= WORK TO COMPLETE =
Give the part of the rows below that opens with the line containing "hairbrush-head <box>192 214 214 248</box>" and closes with the line containing "black-camera <box>478 175 525 203</box>" as a JSON list of strings. Use one string per line and leave out blank lines.

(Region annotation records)
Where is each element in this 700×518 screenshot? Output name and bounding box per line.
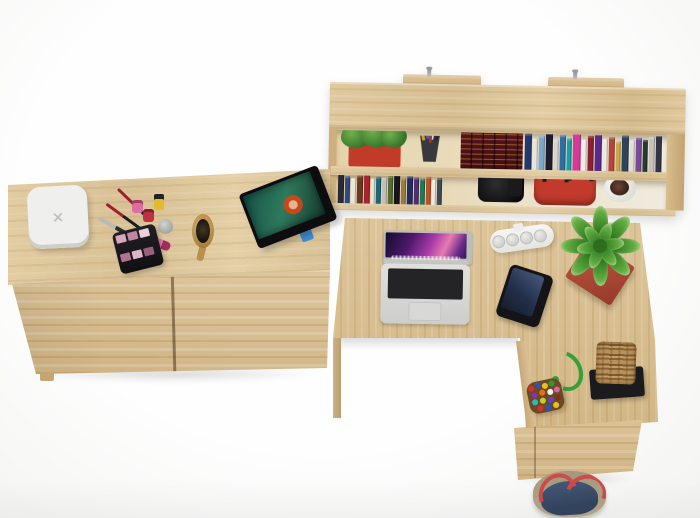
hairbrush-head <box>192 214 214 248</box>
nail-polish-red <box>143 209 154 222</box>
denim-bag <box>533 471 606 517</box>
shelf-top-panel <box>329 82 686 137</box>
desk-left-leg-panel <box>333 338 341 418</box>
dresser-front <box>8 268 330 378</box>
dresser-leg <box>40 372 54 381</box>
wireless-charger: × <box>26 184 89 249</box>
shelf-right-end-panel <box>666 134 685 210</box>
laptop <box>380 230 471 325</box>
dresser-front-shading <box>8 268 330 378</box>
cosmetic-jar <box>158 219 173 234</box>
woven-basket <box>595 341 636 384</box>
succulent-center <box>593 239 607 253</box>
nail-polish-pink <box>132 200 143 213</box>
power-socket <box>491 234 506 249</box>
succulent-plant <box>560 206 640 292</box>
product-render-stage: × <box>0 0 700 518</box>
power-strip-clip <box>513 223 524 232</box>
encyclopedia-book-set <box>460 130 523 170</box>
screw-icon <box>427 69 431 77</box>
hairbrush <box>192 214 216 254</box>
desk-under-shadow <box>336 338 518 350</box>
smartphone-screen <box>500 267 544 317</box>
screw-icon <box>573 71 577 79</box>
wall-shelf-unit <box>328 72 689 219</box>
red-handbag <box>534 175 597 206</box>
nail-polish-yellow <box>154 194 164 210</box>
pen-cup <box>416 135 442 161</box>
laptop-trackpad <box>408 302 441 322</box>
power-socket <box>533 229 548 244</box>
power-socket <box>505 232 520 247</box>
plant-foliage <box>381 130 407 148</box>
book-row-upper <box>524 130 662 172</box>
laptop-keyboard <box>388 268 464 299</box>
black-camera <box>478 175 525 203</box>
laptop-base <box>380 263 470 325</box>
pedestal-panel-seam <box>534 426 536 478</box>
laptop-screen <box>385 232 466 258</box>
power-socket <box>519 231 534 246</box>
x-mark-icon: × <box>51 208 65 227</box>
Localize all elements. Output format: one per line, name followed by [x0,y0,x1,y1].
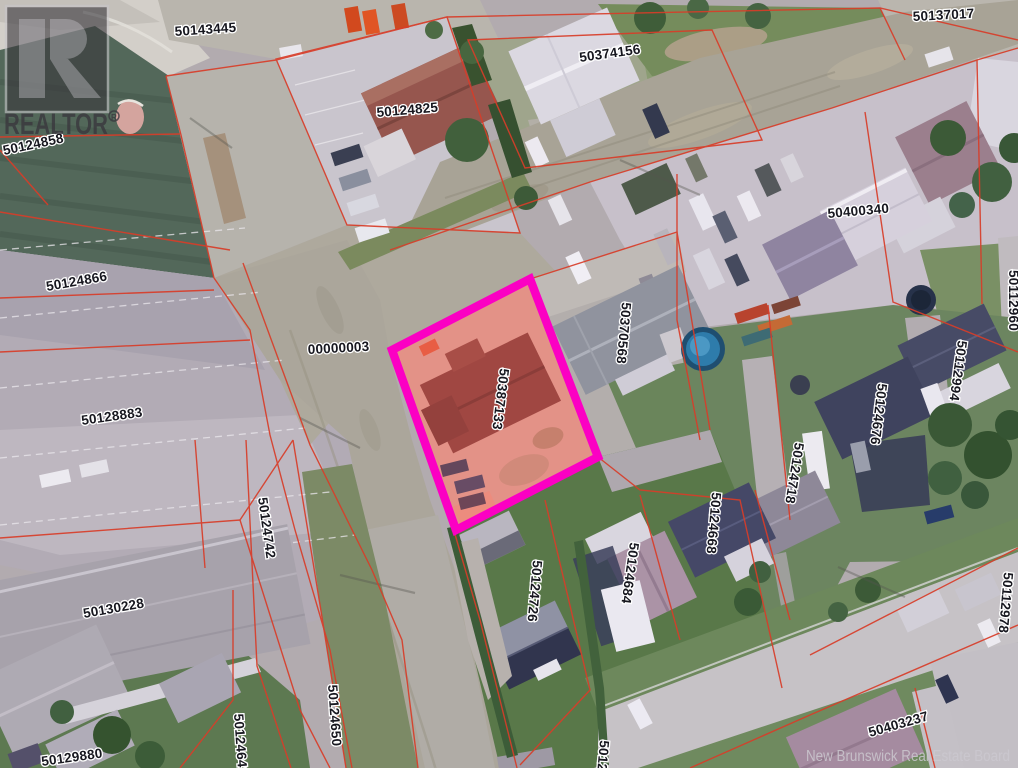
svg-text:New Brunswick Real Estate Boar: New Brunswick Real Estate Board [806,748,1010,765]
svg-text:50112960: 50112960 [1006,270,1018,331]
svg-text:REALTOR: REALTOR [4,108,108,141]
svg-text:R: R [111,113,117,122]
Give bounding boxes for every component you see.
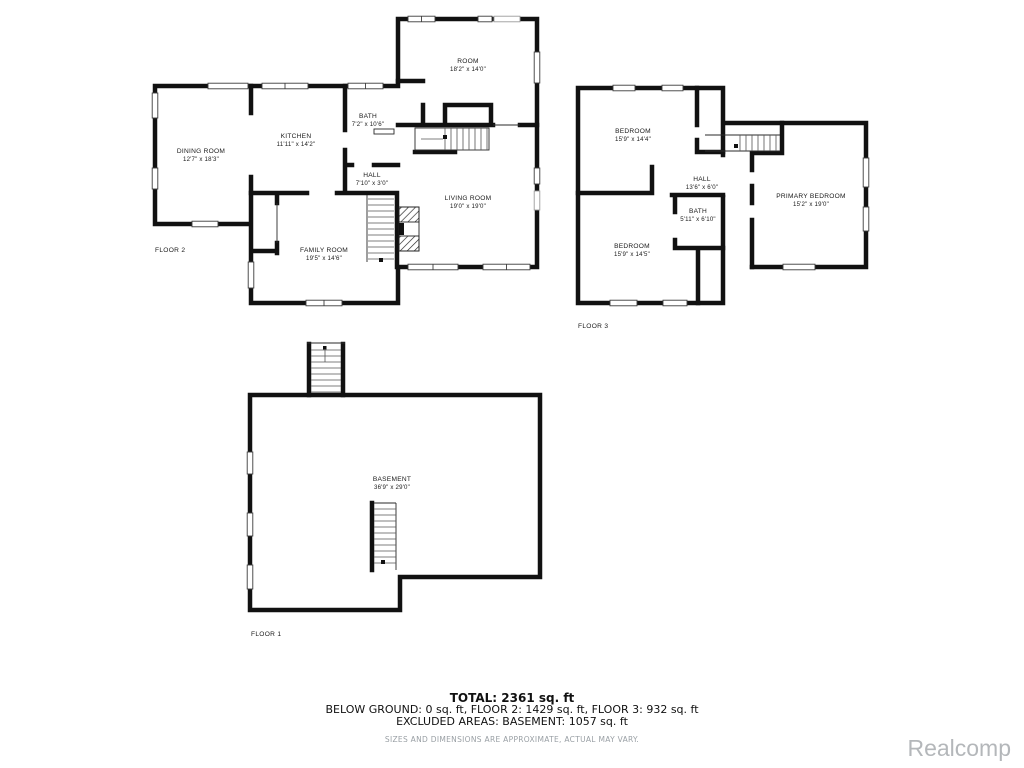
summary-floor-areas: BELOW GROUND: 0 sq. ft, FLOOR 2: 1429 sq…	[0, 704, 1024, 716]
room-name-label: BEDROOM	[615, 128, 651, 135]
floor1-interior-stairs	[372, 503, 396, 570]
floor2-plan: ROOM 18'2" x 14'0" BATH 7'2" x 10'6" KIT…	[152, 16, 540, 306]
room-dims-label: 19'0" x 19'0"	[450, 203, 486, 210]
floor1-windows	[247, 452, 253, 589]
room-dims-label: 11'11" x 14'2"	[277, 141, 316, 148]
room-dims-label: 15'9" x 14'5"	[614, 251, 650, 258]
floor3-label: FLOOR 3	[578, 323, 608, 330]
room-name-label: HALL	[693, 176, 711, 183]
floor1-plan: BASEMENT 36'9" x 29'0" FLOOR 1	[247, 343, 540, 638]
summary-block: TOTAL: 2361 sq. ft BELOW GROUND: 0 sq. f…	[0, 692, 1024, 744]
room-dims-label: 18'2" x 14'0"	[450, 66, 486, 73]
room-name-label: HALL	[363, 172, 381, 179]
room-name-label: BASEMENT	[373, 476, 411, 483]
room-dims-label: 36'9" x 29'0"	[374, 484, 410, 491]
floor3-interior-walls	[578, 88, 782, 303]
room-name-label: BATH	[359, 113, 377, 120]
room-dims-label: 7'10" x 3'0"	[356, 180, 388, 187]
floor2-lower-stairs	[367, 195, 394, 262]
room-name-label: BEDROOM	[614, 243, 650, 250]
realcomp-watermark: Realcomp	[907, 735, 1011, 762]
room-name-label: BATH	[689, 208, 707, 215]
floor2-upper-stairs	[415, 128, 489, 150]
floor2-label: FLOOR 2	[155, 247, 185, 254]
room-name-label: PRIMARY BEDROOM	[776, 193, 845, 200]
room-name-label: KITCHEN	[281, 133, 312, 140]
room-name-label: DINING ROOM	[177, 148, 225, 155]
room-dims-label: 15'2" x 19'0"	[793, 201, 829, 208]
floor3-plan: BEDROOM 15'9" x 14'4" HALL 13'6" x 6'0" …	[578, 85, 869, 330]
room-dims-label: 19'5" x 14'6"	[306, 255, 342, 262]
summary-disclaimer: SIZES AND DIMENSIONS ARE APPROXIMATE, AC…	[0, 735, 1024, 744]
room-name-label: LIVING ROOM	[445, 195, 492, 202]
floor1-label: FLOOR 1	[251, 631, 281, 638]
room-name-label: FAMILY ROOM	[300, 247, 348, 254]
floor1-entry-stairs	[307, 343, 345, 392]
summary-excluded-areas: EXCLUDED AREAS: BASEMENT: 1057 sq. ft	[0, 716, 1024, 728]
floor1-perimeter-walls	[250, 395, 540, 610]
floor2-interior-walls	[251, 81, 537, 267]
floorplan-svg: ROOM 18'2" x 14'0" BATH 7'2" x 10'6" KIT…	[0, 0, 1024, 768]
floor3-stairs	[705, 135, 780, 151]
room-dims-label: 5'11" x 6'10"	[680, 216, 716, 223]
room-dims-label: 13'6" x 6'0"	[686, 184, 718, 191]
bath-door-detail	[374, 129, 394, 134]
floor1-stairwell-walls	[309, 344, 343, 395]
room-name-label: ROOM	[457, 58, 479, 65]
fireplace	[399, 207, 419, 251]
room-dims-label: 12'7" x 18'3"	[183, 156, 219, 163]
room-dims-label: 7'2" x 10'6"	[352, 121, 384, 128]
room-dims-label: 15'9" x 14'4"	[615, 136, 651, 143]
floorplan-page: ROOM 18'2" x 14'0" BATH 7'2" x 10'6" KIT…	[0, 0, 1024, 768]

= WRITTEN SOLUTION =
[
  "hairbrush-head <box>192 214 214 248</box>",
  "nail-polish-red <box>143 209 154 222</box>",
  "denim-bag <box>533 471 606 517</box>",
  "shelf-top-panel <box>329 82 686 137</box>",
  "desk-left-leg-panel <box>333 338 341 418</box>",
  "dresser-front <box>8 268 330 378</box>",
  "dresser-leg <box>40 372 54 381</box>",
  "wireless-charger: × <box>26 184 89 249</box>",
  "shelf-right-end-panel <box>666 134 685 210</box>",
  "laptop <box>380 230 471 325</box>",
  "dresser-front-shading <box>8 268 330 378</box>",
  "cosmetic-jar <box>158 219 173 234</box>",
  "woven-basket <box>595 341 636 384</box>",
  "succulent-center <box>593 239 607 253</box>",
  "nail-polish-pink <box>132 200 143 213</box>",
  "power-socket <box>491 234 506 249</box>",
  "succulent-plant <box>560 206 640 292</box>",
  "product-render-stage: × <box>0 0 700 518</box>",
  "power-strip-clip <box>513 223 524 232</box>",
  "encyclopedia-book-set <box>460 130 523 170</box>",
  "screw-icon <box>427 69 431 77</box>",
  "hairbrush <box>192 214 216 254</box>",
  "desk-under-shadow <box>336 338 518 350</box>",
  "smartphone-screen <box>500 267 544 317</box>",
  "screw-icon <box>573 71 577 79</box>",
  "wall-shelf-unit <box>328 72 689 219</box>",
  "red-handbag <box>534 175 597 206</box>",
  "nail-polish-yellow <box>154 194 164 210</box>",
  "pen-cup <box>416 135 442 161</box>",
  "laptop-trackpad <box>408 302 441 322</box>",
  "power-socket <box>533 229 548 244</box>",
  "power-socket <box>505 232 520 247</box>",
  "plant-foliage <box>381 130 407 148</box>",
  "book-row-upper <box>524 130 662 172</box>",
  "laptop-keyboard <box>388 268 464 299</box>",
  "black-camera <box>478 175 525 203</box>"
]